** Requirements **
Scan the material for the word "ylabel", and copy each line where it shows up.

** Extracted records **
..........
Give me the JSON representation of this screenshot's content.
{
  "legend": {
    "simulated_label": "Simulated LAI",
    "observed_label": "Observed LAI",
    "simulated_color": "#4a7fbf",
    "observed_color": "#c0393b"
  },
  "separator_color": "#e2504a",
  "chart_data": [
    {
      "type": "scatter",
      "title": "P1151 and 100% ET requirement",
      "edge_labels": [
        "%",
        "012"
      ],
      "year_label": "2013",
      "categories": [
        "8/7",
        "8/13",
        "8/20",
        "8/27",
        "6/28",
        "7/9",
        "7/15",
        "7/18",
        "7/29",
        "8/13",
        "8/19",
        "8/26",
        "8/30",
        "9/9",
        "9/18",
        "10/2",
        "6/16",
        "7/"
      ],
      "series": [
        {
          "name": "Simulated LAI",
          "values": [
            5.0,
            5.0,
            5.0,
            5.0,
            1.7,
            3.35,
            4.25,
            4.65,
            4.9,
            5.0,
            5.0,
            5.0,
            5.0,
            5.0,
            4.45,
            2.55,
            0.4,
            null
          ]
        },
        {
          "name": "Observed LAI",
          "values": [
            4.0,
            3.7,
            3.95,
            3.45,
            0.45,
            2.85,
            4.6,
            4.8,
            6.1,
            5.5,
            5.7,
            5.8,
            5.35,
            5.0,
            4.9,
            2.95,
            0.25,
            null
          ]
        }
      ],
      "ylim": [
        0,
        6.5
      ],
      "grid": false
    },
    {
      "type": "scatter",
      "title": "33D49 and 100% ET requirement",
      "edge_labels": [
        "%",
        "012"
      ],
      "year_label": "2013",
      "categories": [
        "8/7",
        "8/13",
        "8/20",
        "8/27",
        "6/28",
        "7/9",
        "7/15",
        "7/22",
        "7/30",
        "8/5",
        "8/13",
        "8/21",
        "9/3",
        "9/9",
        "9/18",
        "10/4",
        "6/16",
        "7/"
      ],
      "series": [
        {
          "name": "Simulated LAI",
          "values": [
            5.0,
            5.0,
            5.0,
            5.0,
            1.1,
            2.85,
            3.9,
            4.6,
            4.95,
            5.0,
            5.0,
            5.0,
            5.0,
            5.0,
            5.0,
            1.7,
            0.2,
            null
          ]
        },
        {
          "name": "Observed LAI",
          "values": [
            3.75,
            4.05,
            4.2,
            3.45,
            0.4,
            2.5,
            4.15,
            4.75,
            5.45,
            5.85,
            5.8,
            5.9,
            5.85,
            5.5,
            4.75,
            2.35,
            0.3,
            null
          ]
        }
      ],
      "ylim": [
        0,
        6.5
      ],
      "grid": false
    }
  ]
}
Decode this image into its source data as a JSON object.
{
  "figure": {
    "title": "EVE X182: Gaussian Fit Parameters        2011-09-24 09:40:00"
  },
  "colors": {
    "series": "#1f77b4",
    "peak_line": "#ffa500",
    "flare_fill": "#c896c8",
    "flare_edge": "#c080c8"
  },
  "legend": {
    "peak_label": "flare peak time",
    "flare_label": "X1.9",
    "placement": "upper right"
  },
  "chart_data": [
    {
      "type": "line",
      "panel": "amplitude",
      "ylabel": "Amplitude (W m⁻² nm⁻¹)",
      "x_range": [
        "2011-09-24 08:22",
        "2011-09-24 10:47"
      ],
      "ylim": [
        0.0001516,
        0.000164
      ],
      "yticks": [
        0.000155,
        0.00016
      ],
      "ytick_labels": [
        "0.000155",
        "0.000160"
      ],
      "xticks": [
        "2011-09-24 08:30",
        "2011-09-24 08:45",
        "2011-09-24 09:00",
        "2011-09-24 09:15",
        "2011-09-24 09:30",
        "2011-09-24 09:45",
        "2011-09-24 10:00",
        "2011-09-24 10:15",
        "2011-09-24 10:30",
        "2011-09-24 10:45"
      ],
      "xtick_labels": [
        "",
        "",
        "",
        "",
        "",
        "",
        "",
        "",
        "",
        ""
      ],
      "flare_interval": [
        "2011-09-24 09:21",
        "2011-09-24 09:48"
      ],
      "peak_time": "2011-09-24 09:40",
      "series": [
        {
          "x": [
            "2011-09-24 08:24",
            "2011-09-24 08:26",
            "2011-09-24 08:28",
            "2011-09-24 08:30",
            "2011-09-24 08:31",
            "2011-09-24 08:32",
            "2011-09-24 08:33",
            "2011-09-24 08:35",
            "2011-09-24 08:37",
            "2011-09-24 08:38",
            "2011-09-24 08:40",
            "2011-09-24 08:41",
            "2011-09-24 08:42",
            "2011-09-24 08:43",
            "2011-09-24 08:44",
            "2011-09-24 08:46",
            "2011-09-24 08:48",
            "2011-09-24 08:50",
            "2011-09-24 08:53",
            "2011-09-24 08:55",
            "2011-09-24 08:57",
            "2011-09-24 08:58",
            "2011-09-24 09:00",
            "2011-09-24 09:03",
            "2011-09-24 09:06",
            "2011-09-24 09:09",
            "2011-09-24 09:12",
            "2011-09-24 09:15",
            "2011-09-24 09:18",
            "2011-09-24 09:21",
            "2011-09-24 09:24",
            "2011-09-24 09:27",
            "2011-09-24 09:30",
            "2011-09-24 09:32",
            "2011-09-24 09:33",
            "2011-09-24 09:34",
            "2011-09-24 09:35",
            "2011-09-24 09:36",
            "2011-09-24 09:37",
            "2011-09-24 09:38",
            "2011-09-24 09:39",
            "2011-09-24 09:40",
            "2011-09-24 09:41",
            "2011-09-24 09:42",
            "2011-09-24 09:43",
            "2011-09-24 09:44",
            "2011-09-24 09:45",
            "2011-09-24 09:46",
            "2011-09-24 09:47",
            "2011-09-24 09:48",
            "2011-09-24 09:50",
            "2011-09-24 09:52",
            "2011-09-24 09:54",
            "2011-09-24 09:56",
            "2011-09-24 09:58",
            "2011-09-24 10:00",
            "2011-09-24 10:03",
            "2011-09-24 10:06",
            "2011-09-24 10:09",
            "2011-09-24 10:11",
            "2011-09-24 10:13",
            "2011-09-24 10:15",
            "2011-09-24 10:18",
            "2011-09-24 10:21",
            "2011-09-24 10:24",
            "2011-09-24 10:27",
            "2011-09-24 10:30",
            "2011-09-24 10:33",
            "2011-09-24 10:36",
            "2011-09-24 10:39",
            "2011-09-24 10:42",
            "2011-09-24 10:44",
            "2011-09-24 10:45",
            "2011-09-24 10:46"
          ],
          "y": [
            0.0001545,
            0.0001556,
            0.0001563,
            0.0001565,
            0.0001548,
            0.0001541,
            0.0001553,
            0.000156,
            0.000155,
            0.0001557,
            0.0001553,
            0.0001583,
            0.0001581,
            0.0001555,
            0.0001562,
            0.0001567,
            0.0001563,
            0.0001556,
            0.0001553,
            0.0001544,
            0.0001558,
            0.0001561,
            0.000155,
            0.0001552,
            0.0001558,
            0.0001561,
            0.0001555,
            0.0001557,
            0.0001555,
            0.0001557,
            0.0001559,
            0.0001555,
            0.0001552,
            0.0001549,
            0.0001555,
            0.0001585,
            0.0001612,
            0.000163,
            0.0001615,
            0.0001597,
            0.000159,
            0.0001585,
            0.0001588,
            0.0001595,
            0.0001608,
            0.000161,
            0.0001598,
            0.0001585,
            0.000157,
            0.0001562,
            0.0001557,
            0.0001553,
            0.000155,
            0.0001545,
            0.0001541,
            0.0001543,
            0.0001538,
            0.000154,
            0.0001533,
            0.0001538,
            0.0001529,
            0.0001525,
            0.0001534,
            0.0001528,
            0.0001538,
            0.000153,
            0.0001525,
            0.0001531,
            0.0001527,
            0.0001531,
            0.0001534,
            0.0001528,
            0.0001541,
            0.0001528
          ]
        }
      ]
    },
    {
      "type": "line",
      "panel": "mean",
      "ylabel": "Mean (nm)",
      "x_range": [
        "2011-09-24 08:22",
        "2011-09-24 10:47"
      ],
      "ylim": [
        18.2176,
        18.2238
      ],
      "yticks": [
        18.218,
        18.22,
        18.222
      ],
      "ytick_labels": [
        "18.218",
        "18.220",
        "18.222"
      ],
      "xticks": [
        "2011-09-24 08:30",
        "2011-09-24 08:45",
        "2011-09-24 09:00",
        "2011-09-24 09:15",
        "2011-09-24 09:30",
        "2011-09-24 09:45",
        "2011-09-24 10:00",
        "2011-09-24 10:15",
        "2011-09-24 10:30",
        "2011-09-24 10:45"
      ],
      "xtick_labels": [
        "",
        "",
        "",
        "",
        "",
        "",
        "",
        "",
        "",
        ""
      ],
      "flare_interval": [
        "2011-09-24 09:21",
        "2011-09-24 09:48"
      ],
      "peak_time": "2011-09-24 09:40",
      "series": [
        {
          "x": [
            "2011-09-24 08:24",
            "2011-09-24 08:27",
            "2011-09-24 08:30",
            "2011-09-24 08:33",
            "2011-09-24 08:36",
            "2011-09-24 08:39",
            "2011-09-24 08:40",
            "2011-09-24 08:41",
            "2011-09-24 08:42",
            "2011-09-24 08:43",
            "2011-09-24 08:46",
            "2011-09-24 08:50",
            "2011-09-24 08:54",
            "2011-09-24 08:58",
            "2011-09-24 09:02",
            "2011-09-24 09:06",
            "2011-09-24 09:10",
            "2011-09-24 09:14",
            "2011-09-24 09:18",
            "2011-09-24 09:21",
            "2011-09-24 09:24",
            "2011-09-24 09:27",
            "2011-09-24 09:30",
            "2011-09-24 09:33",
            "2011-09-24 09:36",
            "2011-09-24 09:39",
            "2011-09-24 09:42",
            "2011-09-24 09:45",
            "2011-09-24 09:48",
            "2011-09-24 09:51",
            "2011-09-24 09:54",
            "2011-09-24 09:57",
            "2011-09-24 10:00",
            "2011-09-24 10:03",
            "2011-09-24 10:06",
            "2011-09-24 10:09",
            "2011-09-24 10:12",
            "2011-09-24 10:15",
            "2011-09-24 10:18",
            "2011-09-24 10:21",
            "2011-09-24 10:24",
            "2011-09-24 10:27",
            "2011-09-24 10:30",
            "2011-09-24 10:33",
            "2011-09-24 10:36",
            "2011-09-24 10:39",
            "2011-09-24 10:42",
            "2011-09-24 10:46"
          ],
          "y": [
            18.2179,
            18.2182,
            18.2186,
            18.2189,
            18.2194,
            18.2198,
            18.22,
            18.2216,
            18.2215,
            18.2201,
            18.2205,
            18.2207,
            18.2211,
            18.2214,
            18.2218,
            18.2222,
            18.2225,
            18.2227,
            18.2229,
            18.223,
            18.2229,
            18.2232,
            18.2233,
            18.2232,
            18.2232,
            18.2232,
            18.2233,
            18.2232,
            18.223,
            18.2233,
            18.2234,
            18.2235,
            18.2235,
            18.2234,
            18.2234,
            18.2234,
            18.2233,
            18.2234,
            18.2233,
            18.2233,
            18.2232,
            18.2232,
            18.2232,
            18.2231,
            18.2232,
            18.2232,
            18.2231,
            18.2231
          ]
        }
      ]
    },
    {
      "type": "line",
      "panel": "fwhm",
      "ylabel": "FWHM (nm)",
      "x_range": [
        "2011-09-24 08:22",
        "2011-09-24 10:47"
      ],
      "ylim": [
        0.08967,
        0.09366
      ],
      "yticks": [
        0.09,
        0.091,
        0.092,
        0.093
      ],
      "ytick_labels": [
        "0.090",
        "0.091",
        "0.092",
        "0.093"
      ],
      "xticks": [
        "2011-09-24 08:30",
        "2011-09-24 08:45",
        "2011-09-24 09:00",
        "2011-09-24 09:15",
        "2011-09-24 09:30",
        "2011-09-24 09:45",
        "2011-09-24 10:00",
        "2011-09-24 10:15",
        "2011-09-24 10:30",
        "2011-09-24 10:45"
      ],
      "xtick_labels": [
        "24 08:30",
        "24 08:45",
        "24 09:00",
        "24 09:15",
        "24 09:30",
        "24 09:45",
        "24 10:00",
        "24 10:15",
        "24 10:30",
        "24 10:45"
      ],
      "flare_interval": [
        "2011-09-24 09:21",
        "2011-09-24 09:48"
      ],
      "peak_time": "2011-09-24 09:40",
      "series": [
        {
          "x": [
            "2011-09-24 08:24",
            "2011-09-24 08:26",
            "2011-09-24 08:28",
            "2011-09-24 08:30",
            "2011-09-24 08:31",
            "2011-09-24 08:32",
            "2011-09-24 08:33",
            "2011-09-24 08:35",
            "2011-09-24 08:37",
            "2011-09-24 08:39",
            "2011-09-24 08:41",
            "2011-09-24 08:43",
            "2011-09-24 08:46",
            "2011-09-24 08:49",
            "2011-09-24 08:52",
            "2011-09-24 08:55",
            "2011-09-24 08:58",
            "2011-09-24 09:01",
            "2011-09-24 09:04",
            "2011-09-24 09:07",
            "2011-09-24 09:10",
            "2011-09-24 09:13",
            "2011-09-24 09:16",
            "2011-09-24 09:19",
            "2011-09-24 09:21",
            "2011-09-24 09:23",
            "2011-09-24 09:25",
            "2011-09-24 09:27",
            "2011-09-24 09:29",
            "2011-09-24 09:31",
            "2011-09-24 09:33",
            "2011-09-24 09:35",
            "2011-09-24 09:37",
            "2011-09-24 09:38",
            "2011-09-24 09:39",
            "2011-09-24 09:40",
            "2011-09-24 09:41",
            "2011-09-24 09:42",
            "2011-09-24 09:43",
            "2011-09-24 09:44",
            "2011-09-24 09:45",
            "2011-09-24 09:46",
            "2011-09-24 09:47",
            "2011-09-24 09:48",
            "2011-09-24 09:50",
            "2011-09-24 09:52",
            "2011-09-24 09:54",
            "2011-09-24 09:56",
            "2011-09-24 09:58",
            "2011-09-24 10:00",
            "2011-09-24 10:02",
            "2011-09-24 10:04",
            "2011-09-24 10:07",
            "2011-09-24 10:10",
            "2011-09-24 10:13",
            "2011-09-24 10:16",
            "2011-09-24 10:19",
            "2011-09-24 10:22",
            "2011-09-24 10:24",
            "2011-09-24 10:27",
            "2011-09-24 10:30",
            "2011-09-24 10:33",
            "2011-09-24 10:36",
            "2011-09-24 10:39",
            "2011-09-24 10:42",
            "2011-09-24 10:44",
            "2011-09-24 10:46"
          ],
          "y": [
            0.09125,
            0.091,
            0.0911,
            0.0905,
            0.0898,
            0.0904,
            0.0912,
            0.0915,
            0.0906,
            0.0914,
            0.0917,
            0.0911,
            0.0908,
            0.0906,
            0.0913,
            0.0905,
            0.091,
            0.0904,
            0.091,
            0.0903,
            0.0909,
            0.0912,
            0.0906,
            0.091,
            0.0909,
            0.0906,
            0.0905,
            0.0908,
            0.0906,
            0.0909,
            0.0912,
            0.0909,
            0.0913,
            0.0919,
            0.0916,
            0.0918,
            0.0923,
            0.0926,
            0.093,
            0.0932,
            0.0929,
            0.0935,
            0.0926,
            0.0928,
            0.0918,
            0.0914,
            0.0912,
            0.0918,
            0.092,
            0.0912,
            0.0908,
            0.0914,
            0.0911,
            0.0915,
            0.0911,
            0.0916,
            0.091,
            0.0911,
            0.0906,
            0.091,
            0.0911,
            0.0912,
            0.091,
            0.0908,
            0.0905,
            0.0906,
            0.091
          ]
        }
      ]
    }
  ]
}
..........
** Solution **
      "ylabel": "Amplitude (W m⁻² nm⁻¹)",
      "ylabel": "Mean (nm)",
      "ylabel": "FWHM (nm)",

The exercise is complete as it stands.